REQUIREMENTS: Copy every line of the entries below character for character, omitting the pictures.
**** EXERCISE INPUTS ****
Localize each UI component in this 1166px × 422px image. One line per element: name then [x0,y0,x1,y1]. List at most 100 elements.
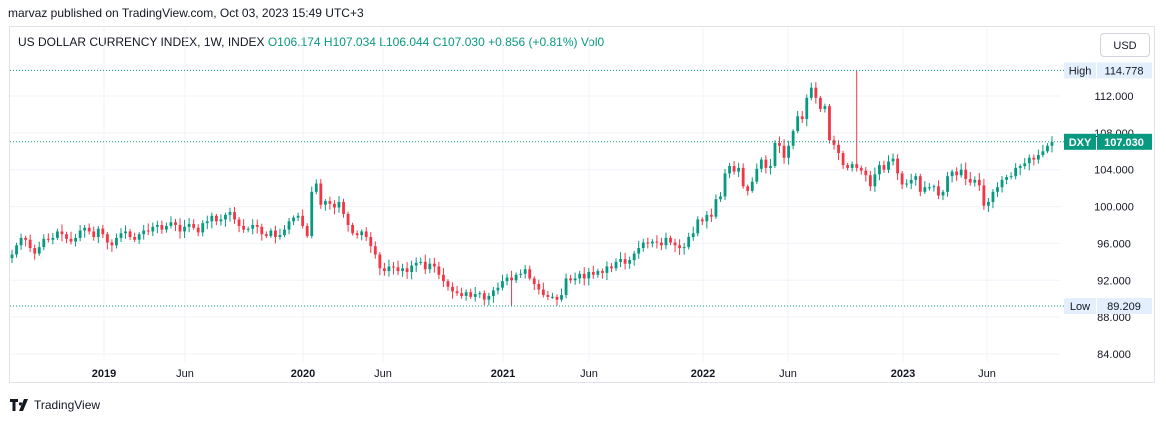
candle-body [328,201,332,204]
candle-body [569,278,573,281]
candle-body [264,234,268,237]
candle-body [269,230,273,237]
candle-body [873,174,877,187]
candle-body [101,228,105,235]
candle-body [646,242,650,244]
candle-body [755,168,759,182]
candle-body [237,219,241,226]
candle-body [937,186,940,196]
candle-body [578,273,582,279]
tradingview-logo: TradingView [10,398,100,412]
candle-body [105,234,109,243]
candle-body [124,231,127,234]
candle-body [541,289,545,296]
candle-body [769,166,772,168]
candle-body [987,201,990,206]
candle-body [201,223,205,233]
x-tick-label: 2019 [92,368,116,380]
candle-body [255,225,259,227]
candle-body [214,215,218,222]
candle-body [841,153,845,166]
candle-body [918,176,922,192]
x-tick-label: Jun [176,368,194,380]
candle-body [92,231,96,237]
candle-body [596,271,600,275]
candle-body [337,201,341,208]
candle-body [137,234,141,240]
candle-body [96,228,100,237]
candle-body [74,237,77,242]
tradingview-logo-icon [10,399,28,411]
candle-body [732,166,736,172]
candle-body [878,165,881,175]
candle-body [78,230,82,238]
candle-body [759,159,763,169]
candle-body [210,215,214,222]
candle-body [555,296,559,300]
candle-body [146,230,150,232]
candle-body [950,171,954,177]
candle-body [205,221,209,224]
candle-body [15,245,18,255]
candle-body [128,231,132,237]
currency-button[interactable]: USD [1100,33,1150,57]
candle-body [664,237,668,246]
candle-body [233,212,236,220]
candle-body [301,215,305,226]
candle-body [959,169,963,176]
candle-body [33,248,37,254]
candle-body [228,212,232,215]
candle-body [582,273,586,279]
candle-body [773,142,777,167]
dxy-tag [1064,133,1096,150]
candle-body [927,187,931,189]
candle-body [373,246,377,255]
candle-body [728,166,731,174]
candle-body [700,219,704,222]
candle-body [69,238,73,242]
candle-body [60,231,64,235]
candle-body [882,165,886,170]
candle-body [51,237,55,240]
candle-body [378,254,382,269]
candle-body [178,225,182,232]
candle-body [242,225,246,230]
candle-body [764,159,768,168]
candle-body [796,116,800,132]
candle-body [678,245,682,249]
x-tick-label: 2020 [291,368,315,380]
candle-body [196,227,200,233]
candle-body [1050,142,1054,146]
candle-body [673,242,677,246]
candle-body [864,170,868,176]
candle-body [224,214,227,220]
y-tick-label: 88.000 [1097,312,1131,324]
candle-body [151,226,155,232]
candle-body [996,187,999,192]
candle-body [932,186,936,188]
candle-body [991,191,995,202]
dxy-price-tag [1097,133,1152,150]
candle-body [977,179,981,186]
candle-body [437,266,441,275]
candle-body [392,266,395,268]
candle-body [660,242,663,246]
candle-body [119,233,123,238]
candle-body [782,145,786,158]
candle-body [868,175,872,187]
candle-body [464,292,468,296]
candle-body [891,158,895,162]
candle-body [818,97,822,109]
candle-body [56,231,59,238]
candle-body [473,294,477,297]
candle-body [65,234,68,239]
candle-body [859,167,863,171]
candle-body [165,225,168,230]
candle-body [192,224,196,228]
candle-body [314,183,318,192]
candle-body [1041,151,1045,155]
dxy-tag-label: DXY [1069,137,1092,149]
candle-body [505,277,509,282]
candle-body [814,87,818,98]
****
SOLUTION FOR THIS EXERCISE:
Localize each UI component in this 1166px × 422px image. One line per element: name then [x0,y0,x1,y1]. List at most 100 elements.
candle-body [328,201,332,204]
candle-body [569,278,573,281]
candle-body [264,234,268,237]
candle-body [269,230,273,237]
candle-body [873,174,877,187]
candle-body [101,228,105,235]
candle-body [646,242,650,244]
candle-body [755,168,759,182]
candle-body [237,219,241,226]
candle-body [937,186,940,196]
candle-body [578,273,582,279]
tradingview-logo: TradingView [10,398,100,412]
candle-body [105,234,109,243]
candle-body [124,231,127,234]
candle-body [541,289,545,296]
candle-body [769,166,772,168]
candle-body [987,201,990,206]
candle-body [201,223,205,233]
x-tick-label: 2019 [92,368,116,380]
candle-body [255,225,259,227]
candle-body [214,215,218,222]
candle-body [841,153,845,166]
candle-body [918,176,922,192]
x-tick-label: Jun [176,368,194,380]
candle-body [92,231,96,237]
candle-body [596,271,600,275]
candle-body [337,201,341,208]
candle-body [137,234,141,240]
candle-body [96,228,100,237]
candle-body [74,237,77,242]
tradingview-logo-icon [10,399,28,411]
candle-body [732,166,736,172]
candle-body [878,165,881,175]
candle-body [78,230,82,238]
candle-body [759,159,763,169]
candle-body [210,215,214,222]
candle-body [555,296,559,300]
candle-body [146,230,150,232]
candle-body [950,171,954,177]
candle-body [205,221,209,224]
candle-body [15,245,18,255]
candle-body [128,231,132,237]
currency-button[interactable]: USD [1100,33,1150,57]
candle-body [664,237,668,246]
candle-body [233,212,236,220]
candle-body [301,215,305,226]
candle-body [959,169,963,176]
candle-body [33,248,37,254]
candle-body [228,212,232,215]
candle-body [582,273,586,279]
candle-body [773,142,777,167]
dxy-tag [1064,133,1096,150]
candle-body [927,187,931,189]
candle-body [373,246,377,255]
candle-body [728,166,731,174]
candle-body [700,219,704,222]
candle-body [69,238,73,242]
candle-body [60,231,64,235]
candle-body [882,165,886,170]
candle-body [51,237,55,240]
candle-body [378,254,382,269]
candle-body [178,225,182,232]
candle-body [242,225,246,230]
candle-body [764,159,768,168]
candle-body [796,116,800,132]
candle-body [678,245,682,249]
x-tick-label: 2020 [291,368,315,380]
candle-body [196,227,200,233]
candle-body [1050,142,1054,146]
candle-body [673,242,677,246]
candle-body [864,170,868,176]
candle-body [224,214,227,220]
y-tick-label: 88.000 [1097,312,1131,324]
candle-body [151,226,155,232]
candle-body [996,187,999,192]
candle-body [932,186,936,188]
candle-body [991,191,995,202]
dxy-price-tag [1097,133,1152,150]
candle-body [977,179,981,186]
candle-body [437,266,441,275]
candle-body [392,266,395,268]
candle-body [660,242,663,246]
candle-body [119,233,123,238]
candle-body [782,145,786,158]
candle-body [868,175,872,187]
candle-body [464,292,468,296]
candle-body [891,158,895,162]
candle-body [818,97,822,109]
candle-body [56,231,59,238]
candle-body [473,294,477,297]
candle-body [65,234,68,239]
candle-body [859,167,863,171]
candle-body [165,225,168,230]
candle-body [192,224,196,228]
candle-body [314,183,318,192]
candle-body [1041,151,1045,155]
dxy-tag-label: DXY [1069,137,1092,149]
candle-body [505,277,509,282]
candle-body [814,87,818,98]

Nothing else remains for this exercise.